● **Exercise**
Write out the lines of the listing below word for word, starting at its first line and ending at the line that contains "skill-shield-button[interactable]: ⛨ ▲".

[Start of Record extracts]

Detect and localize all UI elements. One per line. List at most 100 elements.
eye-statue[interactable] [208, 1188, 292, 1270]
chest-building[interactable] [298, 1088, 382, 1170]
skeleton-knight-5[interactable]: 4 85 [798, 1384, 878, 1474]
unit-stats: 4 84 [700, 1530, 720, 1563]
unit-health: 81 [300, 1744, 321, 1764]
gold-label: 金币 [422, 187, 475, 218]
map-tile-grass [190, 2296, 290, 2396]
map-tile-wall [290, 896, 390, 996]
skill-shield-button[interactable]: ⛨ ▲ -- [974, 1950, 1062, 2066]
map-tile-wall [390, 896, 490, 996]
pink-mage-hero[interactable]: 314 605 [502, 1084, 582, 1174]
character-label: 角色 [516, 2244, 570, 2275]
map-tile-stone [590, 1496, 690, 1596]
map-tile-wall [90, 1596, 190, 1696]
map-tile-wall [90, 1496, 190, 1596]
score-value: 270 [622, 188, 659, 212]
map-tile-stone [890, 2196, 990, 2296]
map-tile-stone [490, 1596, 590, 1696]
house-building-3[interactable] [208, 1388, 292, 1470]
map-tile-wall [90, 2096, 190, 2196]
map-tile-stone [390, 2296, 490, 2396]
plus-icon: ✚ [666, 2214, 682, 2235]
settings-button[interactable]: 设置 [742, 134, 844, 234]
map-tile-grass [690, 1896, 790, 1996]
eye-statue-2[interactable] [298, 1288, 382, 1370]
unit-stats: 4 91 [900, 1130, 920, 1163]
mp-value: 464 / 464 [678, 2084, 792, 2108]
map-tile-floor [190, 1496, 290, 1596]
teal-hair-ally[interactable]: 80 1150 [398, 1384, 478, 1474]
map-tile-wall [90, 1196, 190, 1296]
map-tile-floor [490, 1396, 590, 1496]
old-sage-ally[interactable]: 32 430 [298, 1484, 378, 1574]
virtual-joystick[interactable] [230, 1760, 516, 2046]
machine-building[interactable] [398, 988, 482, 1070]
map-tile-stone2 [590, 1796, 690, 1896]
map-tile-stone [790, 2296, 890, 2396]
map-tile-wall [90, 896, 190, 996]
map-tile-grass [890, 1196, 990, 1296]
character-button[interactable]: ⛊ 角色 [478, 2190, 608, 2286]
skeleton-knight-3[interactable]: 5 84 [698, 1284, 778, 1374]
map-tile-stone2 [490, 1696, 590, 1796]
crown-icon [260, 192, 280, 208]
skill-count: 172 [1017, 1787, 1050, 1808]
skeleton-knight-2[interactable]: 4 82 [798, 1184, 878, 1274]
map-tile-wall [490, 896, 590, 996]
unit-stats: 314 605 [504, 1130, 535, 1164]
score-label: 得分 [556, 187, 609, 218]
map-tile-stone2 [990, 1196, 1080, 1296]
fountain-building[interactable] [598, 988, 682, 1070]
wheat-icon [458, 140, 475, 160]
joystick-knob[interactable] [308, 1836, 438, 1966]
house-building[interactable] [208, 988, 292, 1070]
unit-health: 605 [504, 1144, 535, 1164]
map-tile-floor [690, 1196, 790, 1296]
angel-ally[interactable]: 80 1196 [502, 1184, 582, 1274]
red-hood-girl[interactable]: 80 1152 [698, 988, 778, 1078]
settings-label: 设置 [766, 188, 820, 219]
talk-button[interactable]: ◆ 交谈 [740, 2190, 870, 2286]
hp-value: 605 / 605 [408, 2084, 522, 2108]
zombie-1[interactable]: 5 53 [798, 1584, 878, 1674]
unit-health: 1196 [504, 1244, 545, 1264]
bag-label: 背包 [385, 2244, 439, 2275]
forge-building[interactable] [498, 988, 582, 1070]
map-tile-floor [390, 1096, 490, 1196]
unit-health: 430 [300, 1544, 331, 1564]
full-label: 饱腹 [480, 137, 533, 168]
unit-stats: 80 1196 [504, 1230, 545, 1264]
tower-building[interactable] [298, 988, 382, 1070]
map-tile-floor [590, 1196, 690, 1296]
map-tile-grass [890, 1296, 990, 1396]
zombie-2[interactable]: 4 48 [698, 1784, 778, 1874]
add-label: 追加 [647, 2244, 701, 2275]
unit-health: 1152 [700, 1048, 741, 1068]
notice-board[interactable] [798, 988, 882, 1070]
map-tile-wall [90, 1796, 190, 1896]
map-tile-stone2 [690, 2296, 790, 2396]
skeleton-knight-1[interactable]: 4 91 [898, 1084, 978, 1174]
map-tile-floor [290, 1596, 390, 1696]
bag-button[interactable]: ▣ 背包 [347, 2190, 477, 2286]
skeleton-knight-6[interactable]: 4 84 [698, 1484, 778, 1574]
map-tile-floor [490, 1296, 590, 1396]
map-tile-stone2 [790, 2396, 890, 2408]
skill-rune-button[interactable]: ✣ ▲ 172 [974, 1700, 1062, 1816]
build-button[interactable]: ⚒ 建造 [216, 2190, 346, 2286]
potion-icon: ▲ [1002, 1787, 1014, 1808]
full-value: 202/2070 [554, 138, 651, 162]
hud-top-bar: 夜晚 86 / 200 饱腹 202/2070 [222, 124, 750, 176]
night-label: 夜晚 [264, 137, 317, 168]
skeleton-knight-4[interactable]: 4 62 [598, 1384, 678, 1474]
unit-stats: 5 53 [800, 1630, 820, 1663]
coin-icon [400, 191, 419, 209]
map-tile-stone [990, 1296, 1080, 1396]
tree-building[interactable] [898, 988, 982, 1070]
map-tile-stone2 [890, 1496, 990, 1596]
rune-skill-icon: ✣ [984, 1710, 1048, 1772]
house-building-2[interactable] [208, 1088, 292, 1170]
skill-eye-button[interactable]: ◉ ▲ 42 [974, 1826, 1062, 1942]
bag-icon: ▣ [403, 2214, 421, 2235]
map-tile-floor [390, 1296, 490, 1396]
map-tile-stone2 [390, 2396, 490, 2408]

[End of Record extracts]

● **Answer below**
Detect and localize all UI elements. One per line. List at most 100 elements.
eye-statue[interactable] [208, 1188, 292, 1270]
chest-building[interactable] [298, 1088, 382, 1170]
skeleton-knight-5[interactable]: 4 85 [798, 1384, 878, 1474]
unit-stats: 4 84 [700, 1530, 720, 1563]
unit-health: 81 [300, 1744, 321, 1764]
gold-label: 金币 [422, 187, 475, 218]
map-tile-grass [190, 2296, 290, 2396]
map-tile-wall [290, 896, 390, 996]
skill-shield-button[interactable]: ⛨ ▲ -- [974, 1950, 1062, 2066]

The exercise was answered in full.